- **Work instructions**: Give every line of the material again, exactly as written.

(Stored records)
━━━

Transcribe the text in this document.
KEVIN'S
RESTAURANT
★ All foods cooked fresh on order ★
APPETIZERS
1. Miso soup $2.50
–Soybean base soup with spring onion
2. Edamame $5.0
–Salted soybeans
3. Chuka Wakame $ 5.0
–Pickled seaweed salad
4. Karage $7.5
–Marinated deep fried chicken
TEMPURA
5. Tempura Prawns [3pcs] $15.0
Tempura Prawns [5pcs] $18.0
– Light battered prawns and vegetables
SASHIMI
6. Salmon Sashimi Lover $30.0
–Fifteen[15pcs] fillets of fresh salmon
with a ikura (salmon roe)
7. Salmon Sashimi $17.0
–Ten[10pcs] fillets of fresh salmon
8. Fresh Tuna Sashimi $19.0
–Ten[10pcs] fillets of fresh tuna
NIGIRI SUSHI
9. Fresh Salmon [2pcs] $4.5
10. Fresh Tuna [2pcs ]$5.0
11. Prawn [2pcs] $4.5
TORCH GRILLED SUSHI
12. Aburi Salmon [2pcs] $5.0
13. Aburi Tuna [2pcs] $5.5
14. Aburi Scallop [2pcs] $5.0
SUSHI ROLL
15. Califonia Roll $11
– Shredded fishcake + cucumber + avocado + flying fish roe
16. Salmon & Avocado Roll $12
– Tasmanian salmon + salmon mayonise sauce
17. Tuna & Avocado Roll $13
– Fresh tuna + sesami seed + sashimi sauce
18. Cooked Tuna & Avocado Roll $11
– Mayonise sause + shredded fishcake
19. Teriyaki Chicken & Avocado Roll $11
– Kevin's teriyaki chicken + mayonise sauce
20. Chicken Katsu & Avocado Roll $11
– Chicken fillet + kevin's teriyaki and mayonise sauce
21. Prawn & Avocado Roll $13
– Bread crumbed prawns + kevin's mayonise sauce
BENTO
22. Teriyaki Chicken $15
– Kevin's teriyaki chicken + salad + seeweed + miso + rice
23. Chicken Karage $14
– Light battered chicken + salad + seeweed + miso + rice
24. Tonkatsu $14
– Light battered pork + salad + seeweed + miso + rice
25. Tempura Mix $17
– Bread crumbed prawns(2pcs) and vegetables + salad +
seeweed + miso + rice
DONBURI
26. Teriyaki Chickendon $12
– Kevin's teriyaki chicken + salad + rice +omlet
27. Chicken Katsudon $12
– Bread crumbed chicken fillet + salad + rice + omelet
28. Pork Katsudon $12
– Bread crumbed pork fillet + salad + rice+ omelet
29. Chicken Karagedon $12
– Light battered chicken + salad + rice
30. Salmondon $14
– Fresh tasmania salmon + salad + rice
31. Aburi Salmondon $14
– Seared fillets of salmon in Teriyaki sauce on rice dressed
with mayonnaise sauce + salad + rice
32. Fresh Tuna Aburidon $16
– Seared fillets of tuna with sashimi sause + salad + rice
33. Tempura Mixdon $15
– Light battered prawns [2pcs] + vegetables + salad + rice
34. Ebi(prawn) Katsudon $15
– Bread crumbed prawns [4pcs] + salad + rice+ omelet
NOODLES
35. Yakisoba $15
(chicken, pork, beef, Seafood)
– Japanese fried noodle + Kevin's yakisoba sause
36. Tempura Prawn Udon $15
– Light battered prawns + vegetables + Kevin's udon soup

━━━

- **Finished task**:
Transcribe the text in this document.
KEVIN'S
RESTAURANT
★ All foods cooked fresh on order ★
APPETIZERS
1. Miso soup $2.50
–Soybean base soup with spring onion
2. Edamame $5.0
–Salted soybeans
3. Chuka Wakame $ 5.0
–Pickled seaweed salad
4. Karage $7.5
–Marinated deep fried chicken
TEMPURA
5. Tempura Prawns [3pcs] $15.0
Tempura Prawns [5pcs] $18.0
– Light battered prawns and vegetables
SASHIMI
6. Salmon Sashimi Lover $30.0
–Fifteen[15pcs] fillets of fresh salmon
with a ikura (salmon roe)
7. Salmon Sashimi $17.0
–Ten[10pcs] fillets of fresh salmon
8. Fresh Tuna Sashimi $19.0
–Ten[10pcs] fillets of fresh tuna
NIGIRI SUSHI
9. Fresh Salmon [2pcs] $4.5
10. Fresh Tuna [2pcs ]$5.0
11. Prawn [2pcs] $4.5
TORCH GRILLED SUSHI
12. Aburi Salmon [2pcs] $5.0
13. Aburi Tuna [2pcs] $5.5
14. Aburi Scallop [2pcs] $5.0
SUSHI ROLL
15. Califonia Roll $11
– Shredded fishcake + cucumber + avocado + flying fish roe
16. Salmon & Avocado Roll $12
– Tasmanian salmon + salmon mayonise sauce
17. Tuna & Avocado Roll $13
– Fresh tuna + sesami seed + sashimi sauce
18. Cooked Tuna & Avocado Roll $11
– Mayonise sause + shredded fishcake
19. Teriyaki Chicken & Avocado Roll $11
– Kevin's teriyaki chicken + mayonise sauce
20. Chicken Katsu & Avocado Roll $11
– Chicken fillet + kevin's teriyaki and mayonise sauce
21. Prawn & Avocado Roll $13
– Bread crumbed prawns + kevin's mayonise sauce
BENTO
22. Teriyaki Chicken $15
– Kevin's teriyaki chicken + salad + seeweed + miso + rice
23. Chicken Karage $14
– Light battered chicken + salad + seeweed + miso + rice
24. Tonkatsu $14
– Light battered pork + salad + seeweed + miso + rice
25. Tempura Mix $17
– Bread crumbed prawns(2pcs) and vegetables + salad +
seeweed + miso + rice
DONBURI
26. Teriyaki Chickendon $12
– Kevin's teriyaki chicken + salad + rice +omlet
27. Chicken Katsudon $12
– Bread crumbed chicken fillet + salad + rice + omelet
28. Pork Katsudon $12
– Bread crumbed pork fillet + salad + rice+ omelet
29. Chicken Karagedon $12
– Light battered chicken + salad + rice
30. Salmondon $14
– Fresh tasmania salmon + salad + rice
31. Aburi Salmondon $14
– Seared fillets of salmon in Teriyaki sauce on rice dressed
with mayonnaise sauce + salad + rice
32. Fresh Tuna Aburidon $16
– Seared fillets of tuna with sashimi sause + salad + rice
33. Tempura Mixdon $15
– Light battered prawns [2pcs] + vegetables + salad + rice
34. Ebi(prawn) Katsudon $15
– Bread crumbed prawns [4pcs] + salad + rice+ omelet
NOODLES
35. Yakisoba $15
(chicken, pork, beef, Seafood)
– Japanese fried noodle + Kevin's yakisoba sause
36. Tempura Prawn Udon $15
– Light battered prawns + vegetables + Kevin's udon soup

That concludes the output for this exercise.